> **Source records**
** BEGIN **

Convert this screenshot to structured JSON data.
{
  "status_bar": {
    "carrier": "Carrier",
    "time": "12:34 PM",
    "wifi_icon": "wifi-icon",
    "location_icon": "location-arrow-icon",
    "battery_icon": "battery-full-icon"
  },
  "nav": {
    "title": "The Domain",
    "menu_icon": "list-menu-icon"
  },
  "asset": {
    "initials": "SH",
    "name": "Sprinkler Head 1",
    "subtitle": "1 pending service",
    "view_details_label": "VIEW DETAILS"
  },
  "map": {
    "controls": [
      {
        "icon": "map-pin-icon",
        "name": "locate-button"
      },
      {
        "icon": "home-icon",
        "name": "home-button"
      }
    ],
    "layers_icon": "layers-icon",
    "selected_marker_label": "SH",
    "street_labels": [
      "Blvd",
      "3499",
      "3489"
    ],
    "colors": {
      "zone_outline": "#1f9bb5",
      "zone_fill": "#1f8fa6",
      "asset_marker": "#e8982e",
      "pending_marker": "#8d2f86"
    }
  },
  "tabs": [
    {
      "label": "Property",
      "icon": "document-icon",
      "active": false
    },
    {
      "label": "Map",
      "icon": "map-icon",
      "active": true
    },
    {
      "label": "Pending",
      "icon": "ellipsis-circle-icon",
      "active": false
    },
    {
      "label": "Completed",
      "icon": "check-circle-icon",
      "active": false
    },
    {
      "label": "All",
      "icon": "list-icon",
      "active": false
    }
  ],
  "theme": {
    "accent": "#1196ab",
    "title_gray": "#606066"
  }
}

** END **

> **What you need to do**
Transcribe each entry exactly.

> **Solution to this task**
Convert this screenshot to structured JSON data.
{
  "status_bar": {
    "carrier": "Carrier",
    "time": "12:34 PM",
    "wifi_icon": "wifi-icon",
    "location_icon": "location-arrow-icon",
    "battery_icon": "battery-full-icon"
  },
  "nav": {
    "title": "The Domain",
    "menu_icon": "list-menu-icon"
  },
  "asset": {
    "initials": "SH",
    "name": "Sprinkler Head 1",
    "subtitle": "1 pending service",
    "view_details_label": "VIEW DETAILS"
  },
  "map": {
    "controls": [
      {
        "icon": "map-pin-icon",
        "name": "locate-button"
      },
      {
        "icon": "home-icon",
        "name": "home-button"
      }
    ],
    "layers_icon": "layers-icon",
    "selected_marker_label": "SH",
    "street_labels": [
      "Blvd",
      "3499",
      "3489"
    ],
    "colors": {
      "zone_outline": "#1f9bb5",
      "zone_fill": "#1f8fa6",
      "asset_marker": "#e8982e",
      "pending_marker": "#8d2f86"
    }
  },
  "tabs": [
    {
      "label": "Property",
      "icon": "document-icon",
      "active": false
    },
    {
      "label": "Map",
      "icon": "map-icon",
      "active": true
    },
    {
      "label": "Pending",
      "icon": "ellipsis-circle-icon",
      "active": false
    },
    {
      "label": "Completed",
      "icon": "check-circle-icon",
      "active": false
    },
    {
      "label": "All",
      "icon": "list-icon",
      "active": false
    }
  ],
  "theme": {
    "accent": "#1196ab",
    "title_gray": "#606066"
  }
}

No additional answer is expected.